**Items**
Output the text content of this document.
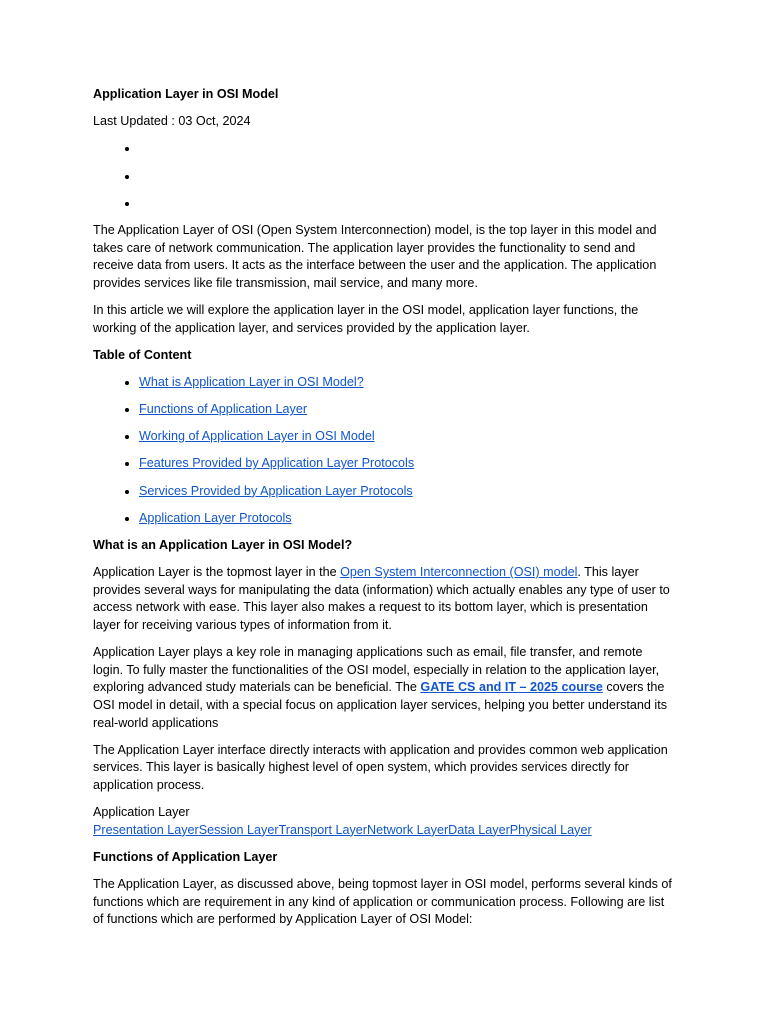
Application Layer in OSI Model

Last Updated : 03 Oct, 2024

•
•
•

The Application Layer of OSI (Open System Interconnection) model, is the top layer in this model and takes care of network communication. The application layer provides the functionality to send and receive data from users. It acts as the interface between the user and the application. The application provides services like file transmission, mail service, and many more.

In this article we will explore the application layer in the OSI model, application layer functions, the working of the application layer, and services provided by the application layer.

Table of Content

• What is Application Layer in OSI Model?
• Functions of Application Layer
• Working of Application Layer in OSI Model
• Features Provided by Application Layer Protocols
• Services Provided by Application Layer Protocols
• Application Layer Protocols

What is an Application Layer in OSI Model?

Application Layer is the topmost layer in the Open System Interconnection (OSI) model. This layer provides several ways for manipulating the data (information) which actually enables any type of user to access network with ease. This layer also makes a request to its bottom layer, which is presentation layer for receiving various types of information from it.

Application Layer plays a key role in managing applications such as email, file transfer, and remote login. To fully master the functionalities of the OSI model, especially in relation to the application layer, exploring advanced study materials can be beneficial. The GATE CS and IT – 2025 course covers the OSI model in detail, with a special focus on application layer services, helping you better understand its real-world applications

The Application Layer interface directly interacts with application and provides common web application services. This layer is basically highest level of open system, which provides services directly for application process.

Application Layer
Presentation LayerSession LayerTransport LayerNetwork LayerData LayerPhysical Layer

Functions of Application Layer

The Application Layer, as discussed above, being topmost layer in OSI model, performs several kinds of functions which are requirement in any kind of application or communication process. Following are list of functions which are performed by Application Layer of OSI Model:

**Short problem**
Collect each line above holding the string "user".

**Response**
The Application Layer of OSI (Open System Interconnection) model, is the top layer in this model and takes care of network communication. The application layer provides the functionality to send and receive data from users. It acts as the interface between the user and the application. The application provides services like file transmission, mail service, and many more.
Application Layer is the topmost layer in the Open System Interconnection (OSI) model. This layer provides several ways for manipulating the data (information) which actually enables any type of user to access network with ease. This layer also makes a request to its bottom layer, which is presentation layer for receiving various types of information from it.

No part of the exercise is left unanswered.